-- start Records for the task --

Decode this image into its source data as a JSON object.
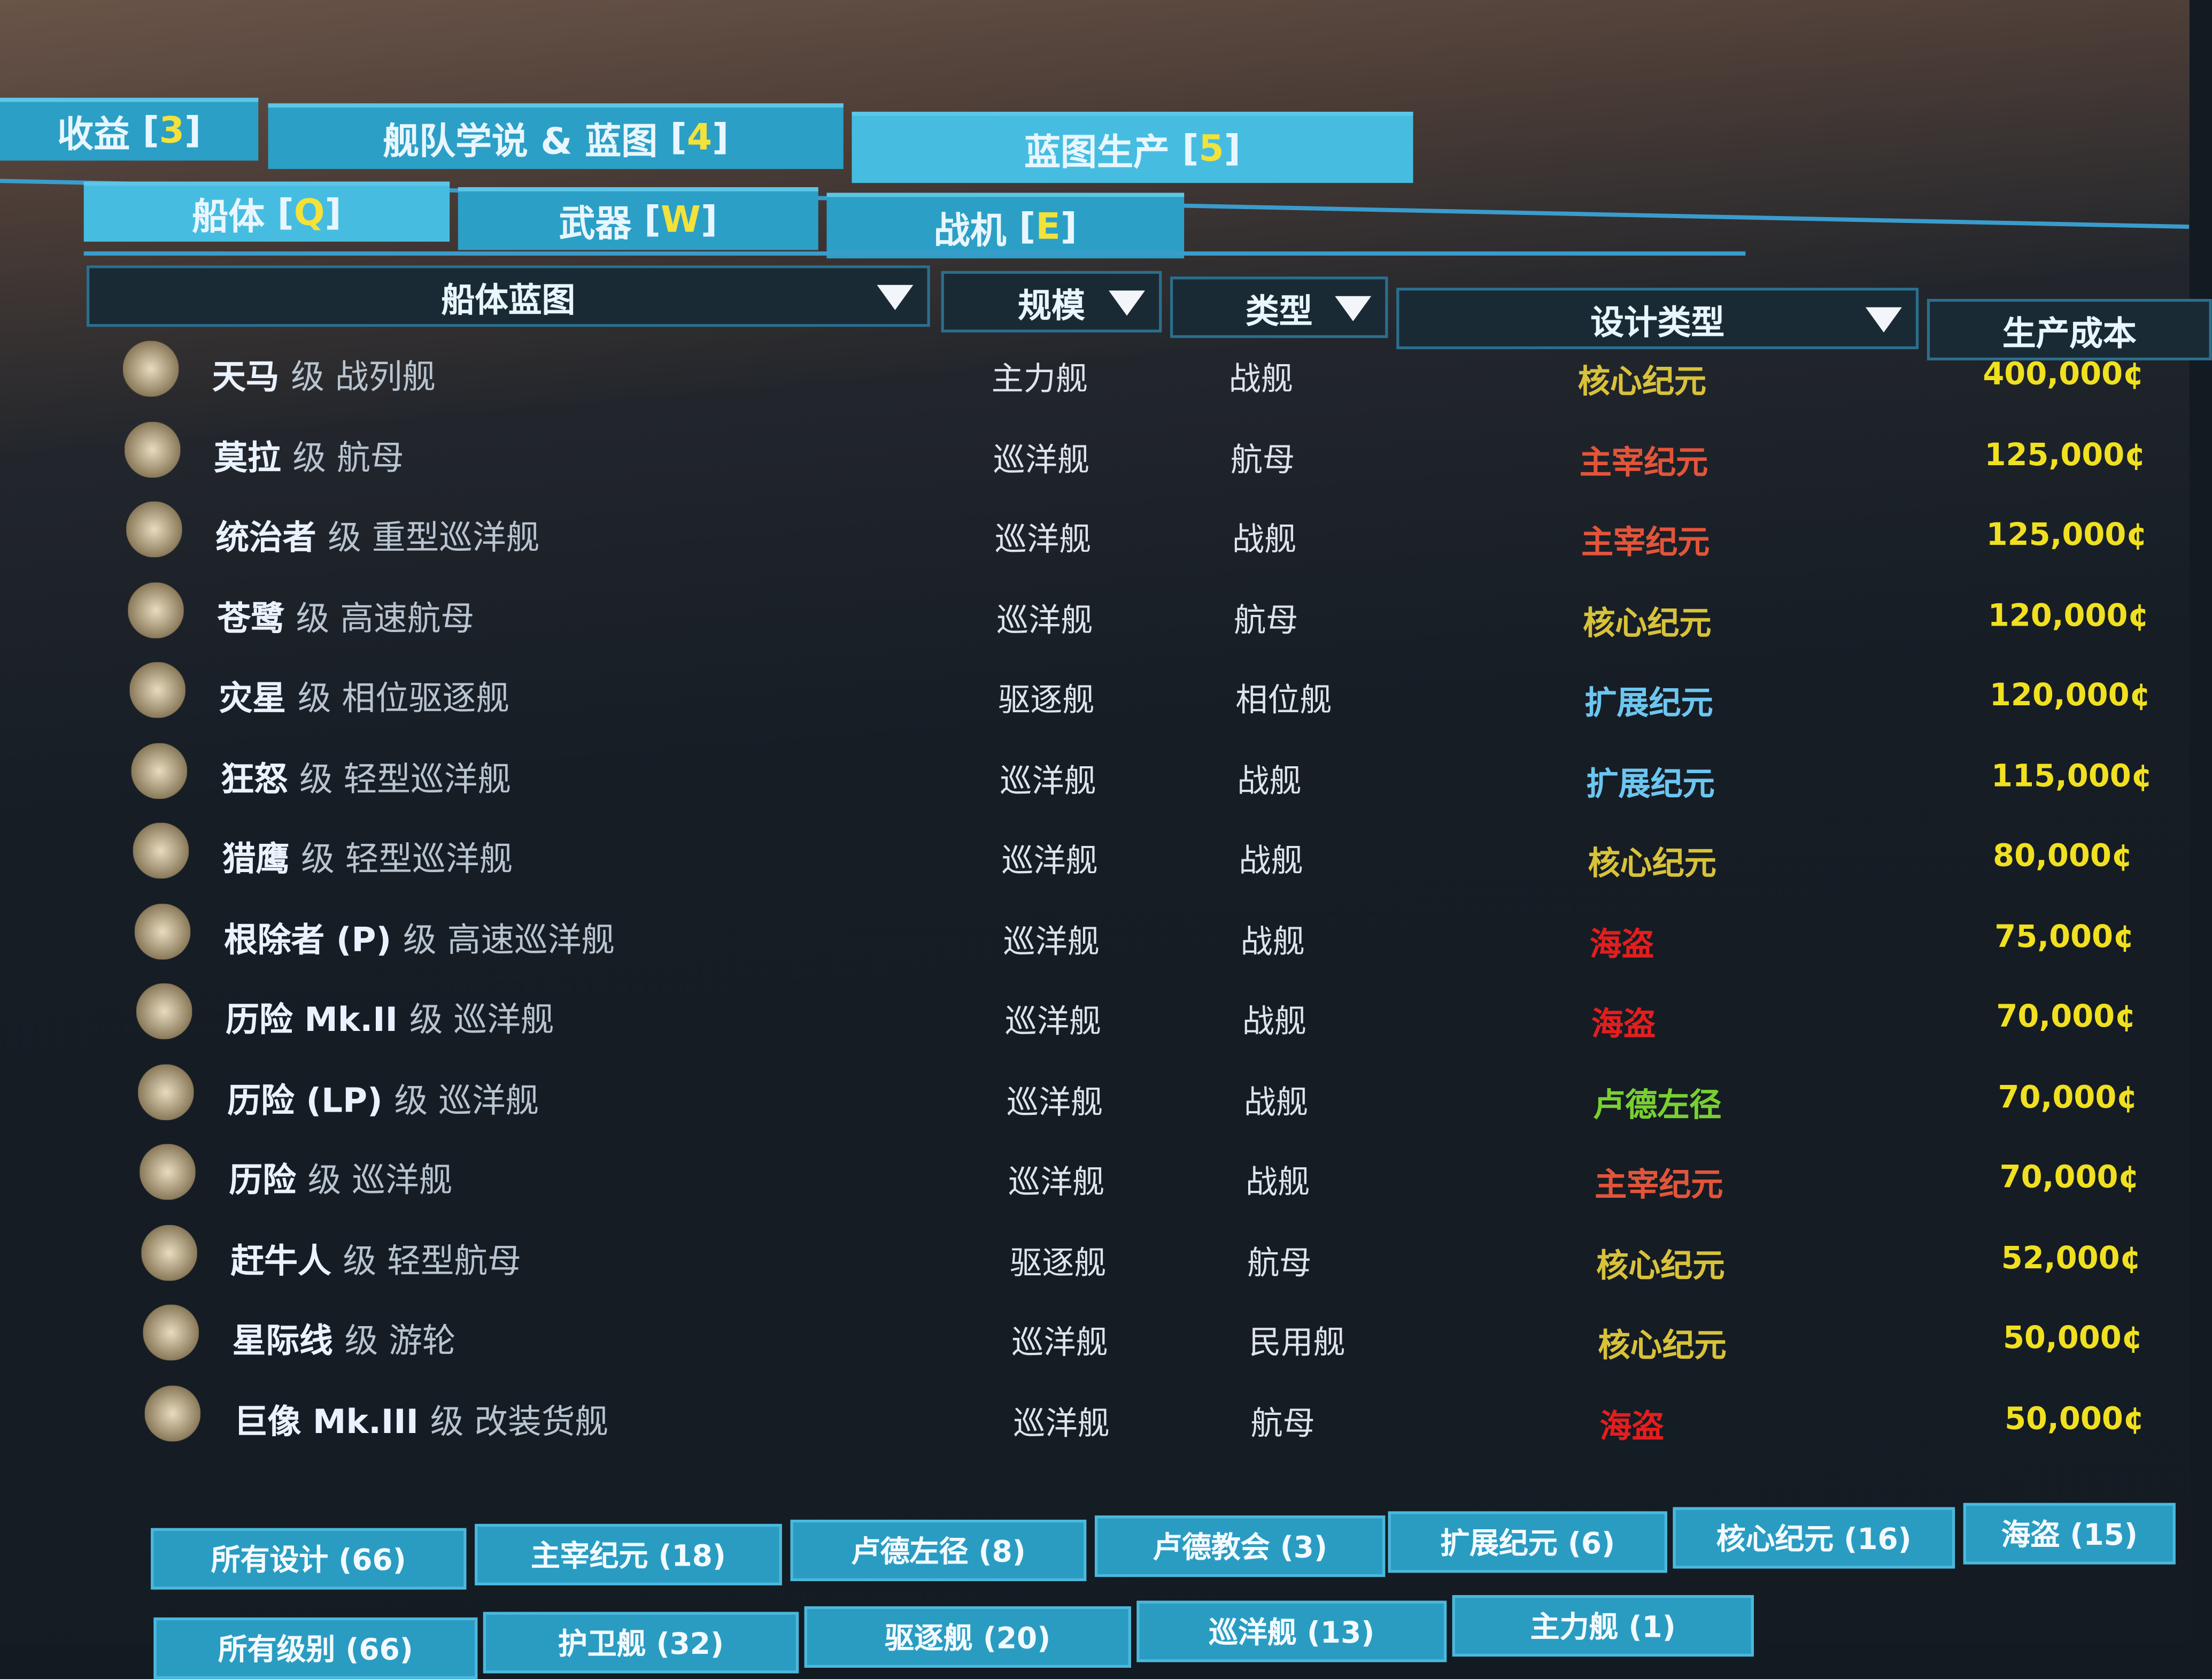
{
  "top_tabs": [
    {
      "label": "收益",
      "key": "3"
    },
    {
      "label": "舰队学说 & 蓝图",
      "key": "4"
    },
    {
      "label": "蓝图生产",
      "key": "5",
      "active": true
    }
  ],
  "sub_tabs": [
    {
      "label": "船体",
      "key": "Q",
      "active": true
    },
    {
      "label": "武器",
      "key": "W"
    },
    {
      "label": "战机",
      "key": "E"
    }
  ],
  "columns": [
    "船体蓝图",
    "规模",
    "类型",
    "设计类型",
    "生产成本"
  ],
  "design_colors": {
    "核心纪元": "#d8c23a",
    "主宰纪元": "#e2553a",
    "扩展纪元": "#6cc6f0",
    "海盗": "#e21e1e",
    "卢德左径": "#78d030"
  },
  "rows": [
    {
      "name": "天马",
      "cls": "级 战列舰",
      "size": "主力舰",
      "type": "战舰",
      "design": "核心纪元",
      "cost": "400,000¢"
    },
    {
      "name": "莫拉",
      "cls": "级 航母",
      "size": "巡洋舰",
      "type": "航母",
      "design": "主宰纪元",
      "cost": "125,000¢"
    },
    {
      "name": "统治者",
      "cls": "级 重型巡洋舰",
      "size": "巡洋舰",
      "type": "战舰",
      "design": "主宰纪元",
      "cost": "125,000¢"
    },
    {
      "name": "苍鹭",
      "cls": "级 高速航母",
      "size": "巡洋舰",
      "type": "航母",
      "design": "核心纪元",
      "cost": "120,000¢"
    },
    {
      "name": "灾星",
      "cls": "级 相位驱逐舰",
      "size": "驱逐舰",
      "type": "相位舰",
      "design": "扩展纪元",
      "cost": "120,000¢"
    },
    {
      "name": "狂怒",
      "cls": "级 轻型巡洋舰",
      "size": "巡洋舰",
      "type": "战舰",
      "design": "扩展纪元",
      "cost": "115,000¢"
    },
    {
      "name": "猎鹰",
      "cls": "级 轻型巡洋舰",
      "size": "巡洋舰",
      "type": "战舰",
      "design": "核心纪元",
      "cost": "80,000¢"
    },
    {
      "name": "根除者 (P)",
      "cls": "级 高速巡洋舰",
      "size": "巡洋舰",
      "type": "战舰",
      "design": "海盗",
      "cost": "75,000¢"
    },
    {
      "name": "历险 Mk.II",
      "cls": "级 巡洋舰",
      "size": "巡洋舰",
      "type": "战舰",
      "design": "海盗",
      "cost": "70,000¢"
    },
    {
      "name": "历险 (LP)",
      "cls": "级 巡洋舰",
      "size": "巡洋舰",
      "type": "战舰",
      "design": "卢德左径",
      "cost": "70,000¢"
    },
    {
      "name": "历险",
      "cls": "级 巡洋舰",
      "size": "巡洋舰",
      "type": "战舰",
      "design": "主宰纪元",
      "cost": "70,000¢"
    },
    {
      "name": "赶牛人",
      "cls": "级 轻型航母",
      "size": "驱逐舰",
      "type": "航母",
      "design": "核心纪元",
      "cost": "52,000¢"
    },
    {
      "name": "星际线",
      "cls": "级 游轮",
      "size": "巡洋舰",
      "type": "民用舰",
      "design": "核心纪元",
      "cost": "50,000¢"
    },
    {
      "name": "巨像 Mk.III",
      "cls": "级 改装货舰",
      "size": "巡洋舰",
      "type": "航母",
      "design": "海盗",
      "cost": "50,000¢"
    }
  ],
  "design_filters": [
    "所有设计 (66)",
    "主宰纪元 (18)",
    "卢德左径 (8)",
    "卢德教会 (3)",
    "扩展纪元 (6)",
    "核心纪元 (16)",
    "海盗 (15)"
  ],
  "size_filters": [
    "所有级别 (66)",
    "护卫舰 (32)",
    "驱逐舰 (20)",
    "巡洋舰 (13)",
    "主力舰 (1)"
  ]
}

-- end Records for the task --

Reproduce the material word for word, minus the images.

Answer to the task:
Decode this image into its source data as a JSON object.
{
  "top_tabs": [
    {
      "label": "收益",
      "key": "3"
    },
    {
      "label": "舰队学说 & 蓝图",
      "key": "4"
    },
    {
      "label": "蓝图生产",
      "key": "5",
      "active": true
    }
  ],
  "sub_tabs": [
    {
      "label": "船体",
      "key": "Q",
      "active": true
    },
    {
      "label": "武器",
      "key": "W"
    },
    {
      "label": "战机",
      "key": "E"
    }
  ],
  "columns": [
    "船体蓝图",
    "规模",
    "类型",
    "设计类型",
    "生产成本"
  ],
  "design_colors": {
    "核心纪元": "#d8c23a",
    "主宰纪元": "#e2553a",
    "扩展纪元": "#6cc6f0",
    "海盗": "#e21e1e",
    "卢德左径": "#78d030"
  },
  "rows": [
    {
      "name": "天马",
      "cls": "级 战列舰",
      "size": "主力舰",
      "type": "战舰",
      "design": "核心纪元",
      "cost": "400,000¢"
    },
    {
      "name": "莫拉",
      "cls": "级 航母",
      "size": "巡洋舰",
      "type": "航母",
      "design": "主宰纪元",
      "cost": "125,000¢"
    },
    {
      "name": "统治者",
      "cls": "级 重型巡洋舰",
      "size": "巡洋舰",
      "type": "战舰",
      "design": "主宰纪元",
      "cost": "125,000¢"
    },
    {
      "name": "苍鹭",
      "cls": "级 高速航母",
      "size": "巡洋舰",
      "type": "航母",
      "design": "核心纪元",
      "cost": "120,000¢"
    },
    {
      "name": "灾星",
      "cls": "级 相位驱逐舰",
      "size": "驱逐舰",
      "type": "相位舰",
      "design": "扩展纪元",
      "cost": "120,000¢"
    },
    {
      "name": "狂怒",
      "cls": "级 轻型巡洋舰",
      "size": "巡洋舰",
      "type": "战舰",
      "design": "扩展纪元",
      "cost": "115,000¢"
    },
    {
      "name": "猎鹰",
      "cls": "级 轻型巡洋舰",
      "size": "巡洋舰",
      "type": "战舰",
      "design": "核心纪元",
      "cost": "80,000¢"
    },
    {
      "name": "根除者 (P)",
      "cls": "级 高速巡洋舰",
      "size": "巡洋舰",
      "type": "战舰",
      "design": "海盗",
      "cost": "75,000¢"
    },
    {
      "name": "历险 Mk.II",
      "cls": "级 巡洋舰",
      "size": "巡洋舰",
      "type": "战舰",
      "design": "海盗",
      "cost": "70,000¢"
    },
    {
      "name": "历险 (LP)",
      "cls": "级 巡洋舰",
      "size": "巡洋舰",
      "type": "战舰",
      "design": "卢德左径",
      "cost": "70,000¢"
    },
    {
      "name": "历险",
      "cls": "级 巡洋舰",
      "size": "巡洋舰",
      "type": "战舰",
      "design": "主宰纪元",
      "cost": "70,000¢"
    },
    {
      "name": "赶牛人",
      "cls": "级 轻型航母",
      "size": "驱逐舰",
      "type": "航母",
      "design": "核心纪元",
      "cost": "52,000¢"
    },
    {
      "name": "星际线",
      "cls": "级 游轮",
      "size": "巡洋舰",
      "type": "民用舰",
      "design": "核心纪元",
      "cost": "50,000¢"
    },
    {
      "name": "巨像 Mk.III",
      "cls": "级 改装货舰",
      "size": "巡洋舰",
      "type": "航母",
      "design": "海盗",
      "cost": "50,000¢"
    }
  ],
  "design_filters": [
    "所有设计 (66)",
    "主宰纪元 (18)",
    "卢德左径 (8)",
    "卢德教会 (3)",
    "扩展纪元 (6)",
    "核心纪元 (16)",
    "海盗 (15)"
  ],
  "size_filters": [
    "所有级别 (66)",
    "护卫舰 (32)",
    "驱逐舰 (20)",
    "巡洋舰 (13)",
    "主力舰 (1)"
  ]
}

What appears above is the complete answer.